* **PROBLEM TO SOLVE**: Identify and pull out each line of the entries in which "Aziz" occurs.
.....
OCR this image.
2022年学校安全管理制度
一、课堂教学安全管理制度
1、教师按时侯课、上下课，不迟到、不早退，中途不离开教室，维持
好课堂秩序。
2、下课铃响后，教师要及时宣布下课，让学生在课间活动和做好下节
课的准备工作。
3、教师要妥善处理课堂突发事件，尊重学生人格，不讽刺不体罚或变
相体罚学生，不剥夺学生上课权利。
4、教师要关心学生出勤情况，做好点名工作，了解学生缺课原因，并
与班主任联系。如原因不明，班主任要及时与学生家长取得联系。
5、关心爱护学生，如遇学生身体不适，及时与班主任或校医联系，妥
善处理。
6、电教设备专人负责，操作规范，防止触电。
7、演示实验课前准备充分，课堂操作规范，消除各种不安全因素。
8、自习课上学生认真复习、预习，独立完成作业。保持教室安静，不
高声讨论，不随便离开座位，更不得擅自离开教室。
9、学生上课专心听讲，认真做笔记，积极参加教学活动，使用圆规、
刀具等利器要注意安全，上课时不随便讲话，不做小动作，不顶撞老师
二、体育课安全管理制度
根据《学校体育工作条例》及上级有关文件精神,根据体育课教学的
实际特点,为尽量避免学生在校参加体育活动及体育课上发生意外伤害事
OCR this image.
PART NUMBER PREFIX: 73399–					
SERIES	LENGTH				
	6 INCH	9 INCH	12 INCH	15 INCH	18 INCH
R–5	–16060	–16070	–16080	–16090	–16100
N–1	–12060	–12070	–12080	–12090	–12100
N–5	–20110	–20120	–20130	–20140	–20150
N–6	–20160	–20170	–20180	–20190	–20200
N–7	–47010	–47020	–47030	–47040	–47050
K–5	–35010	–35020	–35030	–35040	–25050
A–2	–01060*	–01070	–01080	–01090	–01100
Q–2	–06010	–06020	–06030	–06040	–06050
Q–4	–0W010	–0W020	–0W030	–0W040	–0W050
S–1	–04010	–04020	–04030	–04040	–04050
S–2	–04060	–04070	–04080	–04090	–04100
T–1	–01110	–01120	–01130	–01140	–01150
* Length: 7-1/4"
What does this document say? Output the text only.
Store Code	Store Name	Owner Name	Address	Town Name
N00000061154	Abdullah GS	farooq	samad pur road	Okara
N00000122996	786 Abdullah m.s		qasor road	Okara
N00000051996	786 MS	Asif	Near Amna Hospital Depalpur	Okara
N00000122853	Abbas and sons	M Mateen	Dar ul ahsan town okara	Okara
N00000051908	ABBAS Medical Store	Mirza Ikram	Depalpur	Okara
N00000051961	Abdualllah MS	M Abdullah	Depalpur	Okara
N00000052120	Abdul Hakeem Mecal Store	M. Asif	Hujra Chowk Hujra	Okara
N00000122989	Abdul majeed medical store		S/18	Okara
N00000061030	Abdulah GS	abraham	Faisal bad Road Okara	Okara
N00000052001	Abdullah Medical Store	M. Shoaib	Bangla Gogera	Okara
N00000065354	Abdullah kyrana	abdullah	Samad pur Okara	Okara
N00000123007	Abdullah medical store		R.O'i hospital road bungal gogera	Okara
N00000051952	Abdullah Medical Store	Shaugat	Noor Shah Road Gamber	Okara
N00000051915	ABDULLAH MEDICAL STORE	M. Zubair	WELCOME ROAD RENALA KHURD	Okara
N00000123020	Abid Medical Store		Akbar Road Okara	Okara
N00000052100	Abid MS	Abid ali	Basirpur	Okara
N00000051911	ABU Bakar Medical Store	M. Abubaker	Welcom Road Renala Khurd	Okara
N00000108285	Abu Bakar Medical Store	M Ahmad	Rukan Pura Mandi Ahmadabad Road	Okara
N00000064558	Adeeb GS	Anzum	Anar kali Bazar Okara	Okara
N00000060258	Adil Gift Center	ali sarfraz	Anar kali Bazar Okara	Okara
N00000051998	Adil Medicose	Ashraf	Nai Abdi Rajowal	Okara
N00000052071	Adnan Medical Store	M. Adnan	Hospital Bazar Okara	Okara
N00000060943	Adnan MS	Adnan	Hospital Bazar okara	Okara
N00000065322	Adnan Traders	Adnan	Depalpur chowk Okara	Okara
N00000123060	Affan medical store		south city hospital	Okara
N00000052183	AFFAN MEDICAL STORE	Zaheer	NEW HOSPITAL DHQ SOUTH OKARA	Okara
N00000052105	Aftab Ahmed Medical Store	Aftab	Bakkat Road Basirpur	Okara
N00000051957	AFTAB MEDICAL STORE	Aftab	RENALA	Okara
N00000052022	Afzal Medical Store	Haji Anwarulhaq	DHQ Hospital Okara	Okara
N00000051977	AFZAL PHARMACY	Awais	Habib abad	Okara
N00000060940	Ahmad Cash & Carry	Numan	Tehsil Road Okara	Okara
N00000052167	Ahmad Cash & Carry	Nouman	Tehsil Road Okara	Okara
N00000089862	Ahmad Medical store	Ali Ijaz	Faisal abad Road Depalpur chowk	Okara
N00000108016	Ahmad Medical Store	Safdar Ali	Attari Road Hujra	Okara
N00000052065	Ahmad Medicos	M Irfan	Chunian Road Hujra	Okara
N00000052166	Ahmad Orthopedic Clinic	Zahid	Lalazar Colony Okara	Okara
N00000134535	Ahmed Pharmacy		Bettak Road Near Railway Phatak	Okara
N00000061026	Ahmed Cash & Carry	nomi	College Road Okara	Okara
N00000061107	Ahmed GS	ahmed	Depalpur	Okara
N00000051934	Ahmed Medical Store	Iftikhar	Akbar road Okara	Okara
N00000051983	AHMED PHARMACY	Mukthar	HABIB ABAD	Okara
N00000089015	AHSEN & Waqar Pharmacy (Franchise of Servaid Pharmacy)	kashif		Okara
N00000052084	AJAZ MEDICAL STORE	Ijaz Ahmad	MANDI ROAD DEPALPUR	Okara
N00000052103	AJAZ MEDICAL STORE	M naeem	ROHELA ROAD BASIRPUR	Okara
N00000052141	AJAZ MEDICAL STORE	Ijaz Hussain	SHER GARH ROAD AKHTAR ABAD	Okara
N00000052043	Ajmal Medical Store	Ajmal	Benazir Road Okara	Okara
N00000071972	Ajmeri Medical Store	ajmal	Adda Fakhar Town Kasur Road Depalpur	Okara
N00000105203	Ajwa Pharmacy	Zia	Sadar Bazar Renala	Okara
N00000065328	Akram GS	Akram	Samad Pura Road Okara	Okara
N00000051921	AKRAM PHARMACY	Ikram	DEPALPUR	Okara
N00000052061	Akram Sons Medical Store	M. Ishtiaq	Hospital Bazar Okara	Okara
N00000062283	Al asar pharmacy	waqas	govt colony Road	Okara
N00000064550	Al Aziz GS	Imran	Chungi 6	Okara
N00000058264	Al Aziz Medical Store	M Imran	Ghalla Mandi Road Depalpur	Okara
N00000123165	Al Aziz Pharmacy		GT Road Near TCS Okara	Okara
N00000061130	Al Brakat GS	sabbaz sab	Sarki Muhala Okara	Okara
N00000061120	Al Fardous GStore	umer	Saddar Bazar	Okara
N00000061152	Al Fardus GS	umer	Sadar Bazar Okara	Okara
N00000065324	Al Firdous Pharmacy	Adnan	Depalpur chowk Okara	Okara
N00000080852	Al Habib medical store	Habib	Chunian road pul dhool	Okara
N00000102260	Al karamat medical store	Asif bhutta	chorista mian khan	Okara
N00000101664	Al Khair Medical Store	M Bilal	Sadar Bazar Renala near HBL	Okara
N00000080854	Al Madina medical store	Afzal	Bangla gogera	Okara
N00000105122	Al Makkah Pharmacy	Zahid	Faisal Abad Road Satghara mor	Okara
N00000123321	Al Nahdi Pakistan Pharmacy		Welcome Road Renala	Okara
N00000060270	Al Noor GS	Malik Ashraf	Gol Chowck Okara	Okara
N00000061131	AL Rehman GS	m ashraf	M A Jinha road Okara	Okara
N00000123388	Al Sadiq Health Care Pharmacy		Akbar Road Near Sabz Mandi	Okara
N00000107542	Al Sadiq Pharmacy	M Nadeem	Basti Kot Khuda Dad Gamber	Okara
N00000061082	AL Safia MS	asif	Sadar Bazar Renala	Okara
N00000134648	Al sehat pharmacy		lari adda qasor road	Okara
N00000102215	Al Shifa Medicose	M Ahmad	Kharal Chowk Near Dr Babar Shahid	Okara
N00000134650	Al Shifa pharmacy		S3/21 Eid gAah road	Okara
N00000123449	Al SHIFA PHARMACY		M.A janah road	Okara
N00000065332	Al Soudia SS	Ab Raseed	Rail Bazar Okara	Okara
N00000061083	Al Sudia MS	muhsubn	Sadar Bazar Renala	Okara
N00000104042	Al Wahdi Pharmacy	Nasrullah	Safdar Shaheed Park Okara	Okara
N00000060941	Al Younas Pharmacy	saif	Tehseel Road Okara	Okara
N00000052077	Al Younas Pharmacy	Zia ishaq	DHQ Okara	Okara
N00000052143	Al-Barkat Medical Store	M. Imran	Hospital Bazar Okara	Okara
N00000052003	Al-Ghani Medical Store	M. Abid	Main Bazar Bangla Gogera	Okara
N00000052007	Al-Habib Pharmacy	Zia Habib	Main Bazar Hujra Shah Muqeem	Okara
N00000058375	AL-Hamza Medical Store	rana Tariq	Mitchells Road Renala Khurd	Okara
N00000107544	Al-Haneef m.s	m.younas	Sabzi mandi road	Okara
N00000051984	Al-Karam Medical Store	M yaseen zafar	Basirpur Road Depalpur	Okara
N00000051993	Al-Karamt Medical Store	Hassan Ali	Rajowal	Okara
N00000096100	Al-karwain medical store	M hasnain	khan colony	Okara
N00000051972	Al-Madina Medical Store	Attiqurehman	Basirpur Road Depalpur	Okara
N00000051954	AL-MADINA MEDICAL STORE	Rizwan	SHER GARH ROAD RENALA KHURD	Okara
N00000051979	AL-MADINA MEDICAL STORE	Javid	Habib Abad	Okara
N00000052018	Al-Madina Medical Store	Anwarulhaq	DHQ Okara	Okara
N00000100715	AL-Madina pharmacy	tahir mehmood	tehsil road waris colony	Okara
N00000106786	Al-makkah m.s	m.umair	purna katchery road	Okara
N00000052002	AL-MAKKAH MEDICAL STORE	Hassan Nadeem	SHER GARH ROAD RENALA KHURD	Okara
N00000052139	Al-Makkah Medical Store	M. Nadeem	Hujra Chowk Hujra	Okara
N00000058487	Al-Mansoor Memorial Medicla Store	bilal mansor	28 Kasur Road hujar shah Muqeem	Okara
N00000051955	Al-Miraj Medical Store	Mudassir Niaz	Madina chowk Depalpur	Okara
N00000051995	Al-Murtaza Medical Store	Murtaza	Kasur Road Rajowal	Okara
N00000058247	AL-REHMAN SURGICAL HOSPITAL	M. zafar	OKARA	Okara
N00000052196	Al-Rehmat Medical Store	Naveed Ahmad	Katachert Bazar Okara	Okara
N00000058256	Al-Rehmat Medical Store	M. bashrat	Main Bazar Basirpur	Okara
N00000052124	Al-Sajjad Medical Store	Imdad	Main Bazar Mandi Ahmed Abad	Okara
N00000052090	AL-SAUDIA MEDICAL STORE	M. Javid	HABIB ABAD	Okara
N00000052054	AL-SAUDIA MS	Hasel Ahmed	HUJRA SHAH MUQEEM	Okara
.....
* **EXPECTED ANSWER**:
N00000064550	Al Aziz GS	Imran	Chungi 6	Okara
N00000058264	Al Aziz Medical Store	M Imran	Ghalla Mandi Road Depalpur	Okara
N00000123165	Al Aziz Pharmacy		GT Road Near TCS Okara	Okara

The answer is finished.